Brief: In the records below, substitute "category-name" for every occurrence of "category-label" and reproduce all other lines without change. Omit the pictures from your answer.

────────

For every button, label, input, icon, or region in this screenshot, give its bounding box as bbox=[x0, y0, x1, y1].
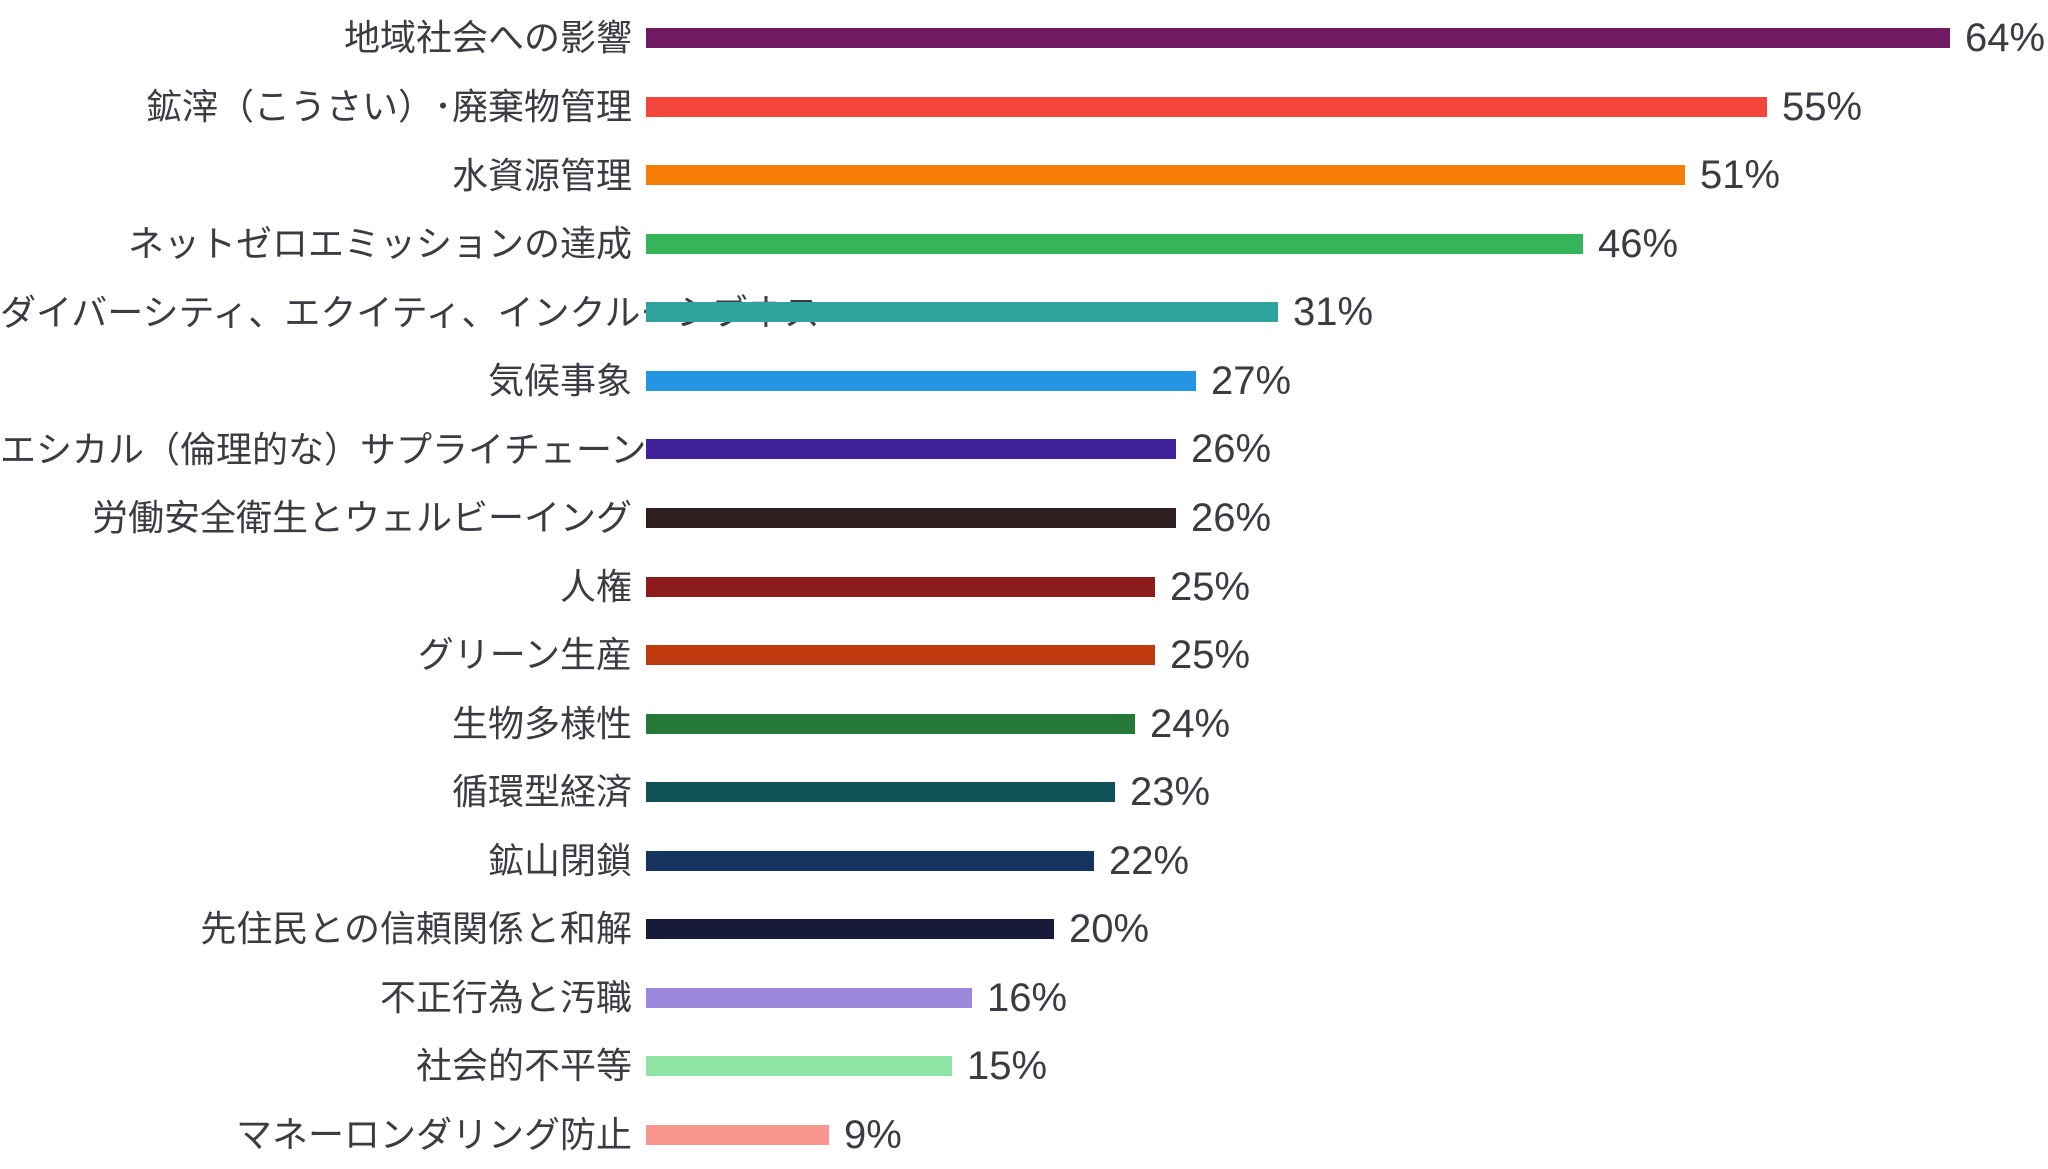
value-label: 15% bbox=[967, 1044, 1048, 1089]
category-label: 水資源管理 bbox=[451, 154, 632, 196]
value-label: 25% bbox=[1170, 564, 1251, 609]
category-label: 気候事象 bbox=[487, 360, 632, 402]
bar bbox=[646, 96, 1767, 117]
bar-row: 鉱山閉鎖 22% bbox=[0, 826, 2048, 895]
bar-area: 22% bbox=[646, 841, 2048, 881]
category-label: 循環型経済 bbox=[451, 771, 632, 813]
bar bbox=[646, 576, 1155, 597]
bar bbox=[646, 439, 1176, 460]
bar-row: エシカル（倫理的な）サプライチェーン 26% bbox=[0, 415, 2048, 484]
category-label: 地域社会への影響 bbox=[343, 17, 632, 59]
value-label: 22% bbox=[1109, 838, 1190, 883]
bar-row: 先住民との信頼関係と和解 20% bbox=[0, 895, 2048, 964]
bar-row: 労働安全衛生とウェルビーイング 26% bbox=[0, 484, 2048, 553]
value-label: 9% bbox=[844, 1112, 902, 1157]
value-label: 26% bbox=[1191, 427, 1272, 472]
value-label: 20% bbox=[1069, 907, 1150, 952]
bar-row: ダイバーシティ、エクイティ、インクルーシブネス 31% bbox=[0, 278, 2048, 347]
bar bbox=[646, 1056, 952, 1077]
bar-area: 25% bbox=[646, 635, 2048, 675]
bar-row: 水資源管理 51% bbox=[0, 141, 2048, 210]
category-label: 鉱滓（こうさい）･廃棄物管理 bbox=[145, 86, 632, 127]
category-label: エシカル（倫理的な）サプライチェーン bbox=[0, 428, 647, 470]
bar-row: 生物多様性 24% bbox=[0, 689, 2048, 758]
value-label: 31% bbox=[1293, 290, 1374, 335]
value-label: 64% bbox=[1965, 16, 2046, 61]
bar-row: 気候事象 27% bbox=[0, 347, 2048, 416]
value-label: 46% bbox=[1598, 221, 1679, 266]
category-label: 生物多様性 bbox=[451, 702, 632, 744]
value-label: 27% bbox=[1211, 358, 1292, 403]
bar-area: 55% bbox=[646, 87, 2048, 127]
category-label: 不正行為と汚職 bbox=[379, 976, 632, 1018]
bar-area: 46% bbox=[646, 224, 2048, 264]
bar-area: 24% bbox=[646, 704, 2048, 744]
category-label: ダイバーシティ、エクイティ、インクルーシブネス bbox=[0, 291, 820, 333]
bar bbox=[646, 165, 1685, 186]
category-label: グリーン生産 bbox=[417, 634, 632, 676]
bar bbox=[646, 233, 1583, 254]
bar-row: 不正行為と汚職 16% bbox=[0, 963, 2048, 1032]
bar bbox=[646, 782, 1115, 803]
bar bbox=[646, 507, 1176, 528]
bar bbox=[646, 28, 1950, 49]
bar-row: マネーロンダリング防止 9% bbox=[0, 1101, 2048, 1169]
bar bbox=[646, 919, 1054, 940]
bar-area: 26% bbox=[646, 498, 2048, 538]
bar-area: 15% bbox=[646, 1046, 2048, 1086]
bar bbox=[646, 302, 1278, 323]
bar bbox=[646, 645, 1155, 666]
bar bbox=[646, 987, 972, 1008]
bar-area: 27% bbox=[646, 361, 2048, 401]
value-label: 26% bbox=[1191, 495, 1272, 540]
category-label: 先住民との信頼関係と和解 bbox=[200, 908, 632, 950]
bar-row: 社会的不平等 15% bbox=[0, 1032, 2048, 1101]
bar bbox=[646, 850, 1094, 871]
bar-area: 25% bbox=[646, 567, 2048, 607]
category-label: 労働安全衛生とウェルビーイング bbox=[91, 497, 632, 539]
category-label: 人権 bbox=[559, 565, 632, 607]
bar-row: 地域社会への影響 64% bbox=[0, 4, 2048, 73]
bar-area: 23% bbox=[646, 772, 2048, 812]
bar bbox=[646, 1124, 829, 1145]
category-label: ネットゼロエミッションの達成 bbox=[127, 223, 632, 265]
bar-area: 20% bbox=[646, 909, 2048, 949]
value-label: 24% bbox=[1150, 701, 1231, 746]
value-label: 16% bbox=[987, 975, 1068, 1020]
bar-area: 51% bbox=[646, 155, 2048, 195]
bar bbox=[646, 713, 1135, 734]
value-label: 55% bbox=[1782, 84, 1863, 129]
bar-row: ネットゼロエミッションの達成 46% bbox=[0, 210, 2048, 279]
bar bbox=[646, 370, 1196, 391]
bar-area: 9% bbox=[646, 1115, 2048, 1155]
bar-area: 31% bbox=[646, 292, 2048, 332]
bar-row: グリーン生産 25% bbox=[0, 621, 2048, 690]
value-label: 51% bbox=[1700, 153, 1781, 198]
value-label: 25% bbox=[1170, 633, 1251, 678]
bar-row: 人権 25% bbox=[0, 552, 2048, 621]
bar-area: 16% bbox=[646, 978, 2048, 1018]
category-label: マネーロンダリング防止 bbox=[235, 1113, 632, 1155]
bar-area: 64% bbox=[646, 18, 2048, 58]
category-label: 鉱山閉鎖 bbox=[487, 839, 632, 881]
category-label: 社会的不平等 bbox=[415, 1045, 632, 1087]
bar-row: 鉱滓（こうさい）･廃棄物管理 55% bbox=[0, 73, 2048, 142]
value-label: 23% bbox=[1130, 770, 1211, 815]
bar-area: 26% bbox=[646, 429, 2048, 469]
bar-row: 循環型経済 23% bbox=[0, 758, 2048, 827]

────────

Reply:
For every button, label, input, icon, or region in this screenshot, give its bounding box as bbox=[x0, y0, x1, y1].
value-label: 15% bbox=[967, 1044, 1048, 1089]
category-name: 水資源管理 bbox=[451, 154, 632, 196]
value-label: 25% bbox=[1170, 564, 1251, 609]
category-name: 気候事象 bbox=[487, 360, 632, 402]
bar bbox=[646, 96, 1767, 117]
bar-row: 鉱山閉鎖 22% bbox=[0, 826, 2048, 895]
bar-area: 22% bbox=[646, 841, 2048, 881]
category-name: 循環型経済 bbox=[451, 771, 632, 813]
bar bbox=[646, 576, 1155, 597]
bar bbox=[646, 439, 1176, 460]
bar-row: エシカル（倫理的な）サプライチェーン 26% bbox=[0, 415, 2048, 484]
category-name: 地域社会への影響 bbox=[343, 17, 632, 59]
value-label: 22% bbox=[1109, 838, 1190, 883]
bar-row: 先住民との信頼関係と和解 20% bbox=[0, 895, 2048, 964]
bar-row: 労働安全衛生とウェルビーイング 26% bbox=[0, 484, 2048, 553]
value-label: 9% bbox=[844, 1112, 902, 1157]
value-label: 26% bbox=[1191, 427, 1272, 472]
value-label: 20% bbox=[1069, 907, 1150, 952]
bar-row: ダイバーシティ、エクイティ、インクルーシブネス 31% bbox=[0, 278, 2048, 347]
bar bbox=[646, 1056, 952, 1077]
bar-area: 25% bbox=[646, 635, 2048, 675]
bar-row: 水資源管理 51% bbox=[0, 141, 2048, 210]
category-name: 鉱滓（こうさい）･廃棄物管理 bbox=[145, 86, 632, 127]
category-name: エシカル（倫理的な）サプライチェーン bbox=[0, 428, 647, 470]
bar-row: 生物多様性 24% bbox=[0, 689, 2048, 758]
value-label: 31% bbox=[1293, 290, 1374, 335]
value-label: 64% bbox=[1965, 16, 2046, 61]
bar-row: 気候事象 27% bbox=[0, 347, 2048, 416]
value-label: 46% bbox=[1598, 221, 1679, 266]
category-name: 生物多様性 bbox=[451, 702, 632, 744]
value-label: 27% bbox=[1211, 358, 1292, 403]
bar-area: 55% bbox=[646, 87, 2048, 127]
category-name: 不正行為と汚職 bbox=[379, 976, 632, 1018]
bar-area: 46% bbox=[646, 224, 2048, 264]
bar-area: 24% bbox=[646, 704, 2048, 744]
category-name: ダイバーシティ、エクイティ、インクルーシブネス bbox=[0, 291, 820, 333]
bar bbox=[646, 165, 1685, 186]
category-name: グリーン生産 bbox=[417, 634, 632, 676]
bar bbox=[646, 233, 1583, 254]
bar-row: 不正行為と汚職 16% bbox=[0, 963, 2048, 1032]
bar bbox=[646, 782, 1115, 803]
bar bbox=[646, 507, 1176, 528]
bar bbox=[646, 28, 1950, 49]
bar-row: マネーロンダリング防止 9% bbox=[0, 1101, 2048, 1169]
bar bbox=[646, 919, 1054, 940]
bar-area: 26% bbox=[646, 498, 2048, 538]
bar-area: 15% bbox=[646, 1046, 2048, 1086]
bar bbox=[646, 302, 1278, 323]
bar bbox=[646, 645, 1155, 666]
bar bbox=[646, 987, 972, 1008]
bar-area: 27% bbox=[646, 361, 2048, 401]
value-label: 26% bbox=[1191, 495, 1272, 540]
category-name: 先住民との信頼関係と和解 bbox=[200, 908, 632, 950]
bar-row: 社会的不平等 15% bbox=[0, 1032, 2048, 1101]
bar bbox=[646, 850, 1094, 871]
bar-area: 25% bbox=[646, 567, 2048, 607]
category-name: 労働安全衛生とウェルビーイング bbox=[91, 497, 632, 539]
category-name: 人権 bbox=[559, 565, 632, 607]
bar-row: 地域社会への影響 64% bbox=[0, 4, 2048, 73]
bar-area: 23% bbox=[646, 772, 2048, 812]
bar bbox=[646, 1124, 829, 1145]
category-name: ネットゼロエミッションの達成 bbox=[127, 223, 632, 265]
bar-area: 20% bbox=[646, 909, 2048, 949]
value-label: 24% bbox=[1150, 701, 1231, 746]
value-label: 16% bbox=[987, 975, 1068, 1020]
bar-area: 51% bbox=[646, 155, 2048, 195]
bar bbox=[646, 713, 1135, 734]
value-label: 55% bbox=[1782, 84, 1863, 129]
bar-row: ネットゼロエミッションの達成 46% bbox=[0, 210, 2048, 279]
bar bbox=[646, 370, 1196, 391]
bar-area: 9% bbox=[646, 1115, 2048, 1155]
bar-area: 31% bbox=[646, 292, 2048, 332]
bar-row: グリーン生産 25% bbox=[0, 621, 2048, 690]
value-label: 51% bbox=[1700, 153, 1781, 198]
value-label: 25% bbox=[1170, 633, 1251, 678]
bar-row: 人権 25% bbox=[0, 552, 2048, 621]
bar-area: 16% bbox=[646, 978, 2048, 1018]
category-name: マネーロンダリング防止 bbox=[235, 1113, 632, 1155]
bar-area: 64% bbox=[646, 18, 2048, 58]
category-name: 鉱山閉鎖 bbox=[487, 839, 632, 881]
category-name: 社会的不平等 bbox=[415, 1045, 632, 1087]
bar-row: 鉱滓（こうさい）･廃棄物管理 55% bbox=[0, 73, 2048, 142]
value-label: 23% bbox=[1130, 770, 1211, 815]
bar-area: 26% bbox=[646, 429, 2048, 469]
bar-row: 循環型経済 23% bbox=[0, 758, 2048, 827]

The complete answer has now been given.